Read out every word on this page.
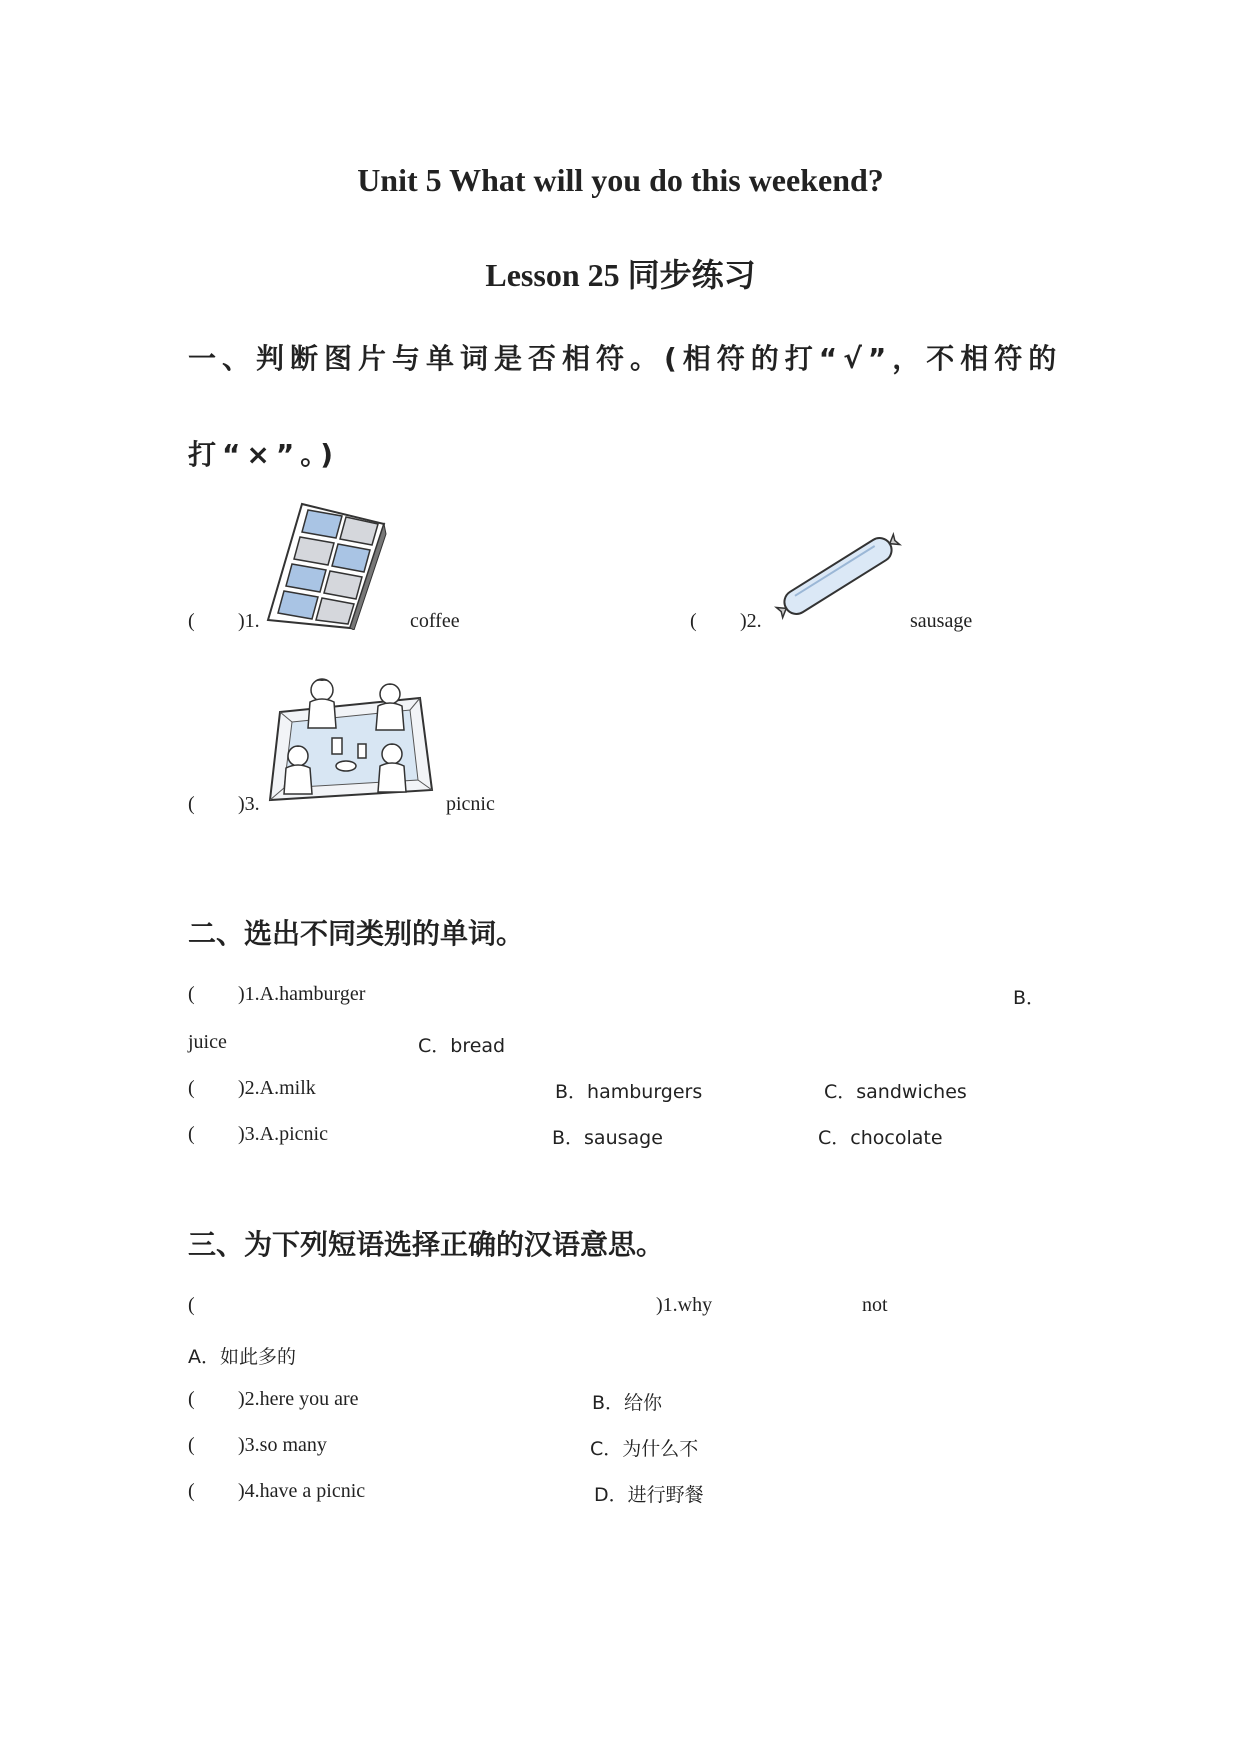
Unit 5 What will you do this weekend?
Lesson 25 同步练习
一、判断图片与单词是否相符。(相符的打“√”，不相符的
打“×”。)
( )1.	coffee	( )2.	sausage
( )3.	picnic
二、选出不同类别的单词。
( )1.A.hamburger	B．
juice	C．bread
( )2.A.milk	B．hamburgers	C．sandwiches
( )3.A.picnic	B．sausage	C．chocolate
三、为下列短语选择正确的汉语意思。
(	)1.why	not
A．如此多的
( )2.here you are	B．给你
( )3.so many	C．为什么不
( )4.have a picnic	D．进行野餐
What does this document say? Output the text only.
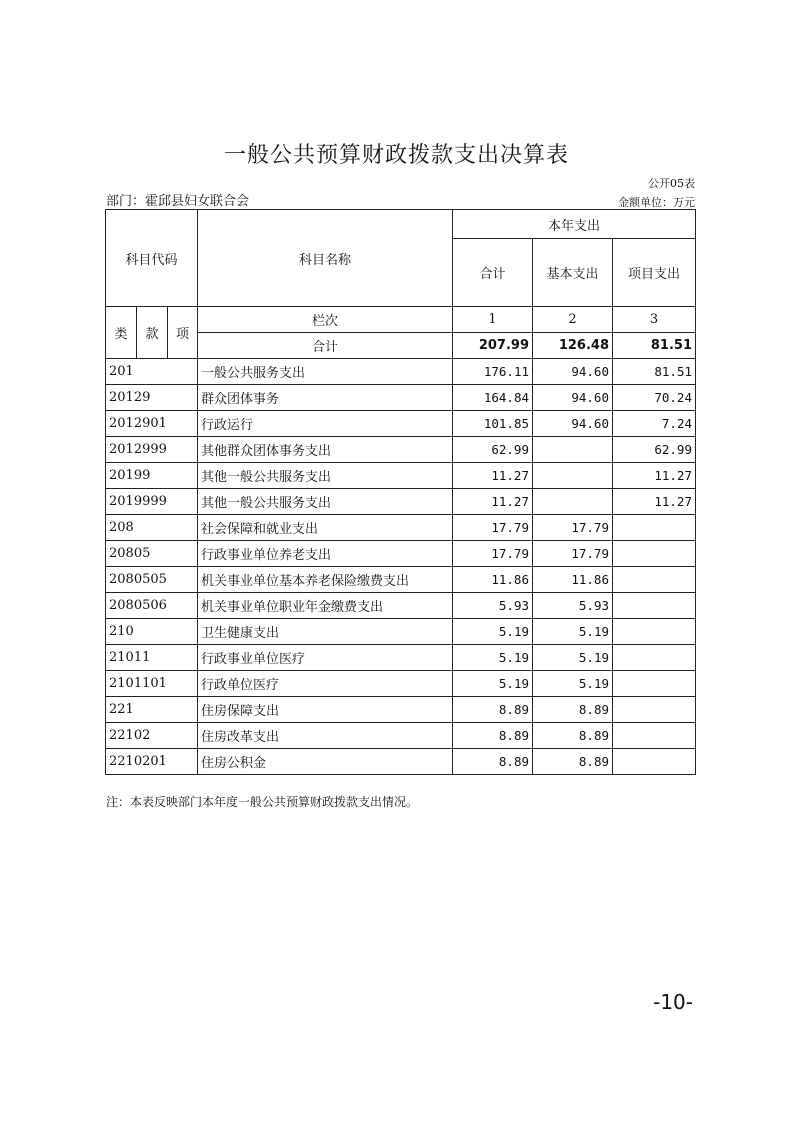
一般公共预算财政拨款支出决算表
公开05表
部门：霍邱县妇女联合会	金额单位：万元
科目代码			科目名称	本年支出		
				合计	基本支出	项目支出
类	款	项	栏次	1	2	3
			合计	207.99	126.48	81.51
201			一般公共服务支出	176.11	94.60	81.51
20129			群众团体事务	164.84	94.60	70.24
2012901			行政运行	101.85	94.60	7.24
2012999			其他群众团体事务支出	62.99		62.99
20199			其他一般公共服务支出	11.27		11.27
2019999			其他一般公共服务支出	11.27		11.27
208			社会保障和就业支出	17.79	17.79	
20805			行政事业单位养老支出	17.79	17.79	
2080505			机关事业单位基本养老保险缴费支出	11.86	11.86	
2080506			机关事业单位职业年金缴费支出	5.93	5.93	
210			卫生健康支出	5.19	5.19	
21011			行政事业单位医疗	5.19	5.19	
2101101			行政单位医疗	5.19	5.19	
221			住房保障支出	8.89	8.89	
22102			住房改革支出	8.89	8.89	
2210201			住房公积金	8.89	8.89	
注：本表反映部门本年度一般公共预算财政拨款支出情况。
-10-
════════
## [REQUEST]
Transcribe the whole listing exactly. Pictures stay out of your copy.

## [SOLVED PROBLEM]
Read out every word on this page.
Unit 5 What will you do this weekend?
Lesson 25 同步练习
一、判断图片与单词是否相符。(相符的打“√”，不相符的
打“×”。)
( )1.	coffee	( )2.	sausage
( )3.	picnic
二、选出不同类别的单词。
( )1.A.hamburger	B．
juice	C．bread
( )2.A.milk	B．hamburgers	C．sandwiches
( )3.A.picnic	B．sausage	C．chocolate
三、为下列短语选择正确的汉语意思。
(	)1.why	not
A．如此多的
( )2.here you are	B．给你
( )3.so many	C．为什么不
( )4.have a picnic	D．进行野餐
What does this document say? Output the text only.
一般公共预算财政拨款支出决算表
公开05表
部门：霍邱县妇女联合会	金额单位：万元
科目代码			科目名称	本年支出		
				合计	基本支出	项目支出
类	款	项	栏次	1	2	3
			合计	207.99	126.48	81.51
201			一般公共服务支出	176.11	94.60	81.51
20129			群众团体事务	164.84	94.60	70.24
2012901			行政运行	101.85	94.60	7.24
2012999			其他群众团体事务支出	62.99		62.99
20199			其他一般公共服务支出	11.27		11.27
2019999			其他一般公共服务支出	11.27		11.27
208			社会保障和就业支出	17.79	17.79	
20805			行政事业单位养老支出	17.79	17.79	
2080505			机关事业单位基本养老保险缴费支出	11.86	11.86	
2080506			机关事业单位职业年金缴费支出	5.93	5.93	
210			卫生健康支出	5.19	5.19	
21011			行政事业单位医疗	5.19	5.19	
2101101			行政单位医疗	5.19	5.19	
221			住房保障支出	8.89	8.89	
22102			住房改革支出	8.89	8.89	
2210201			住房公积金	8.89	8.89	
注：本表反映部门本年度一般公共预算财政拨款支出情况。
-10-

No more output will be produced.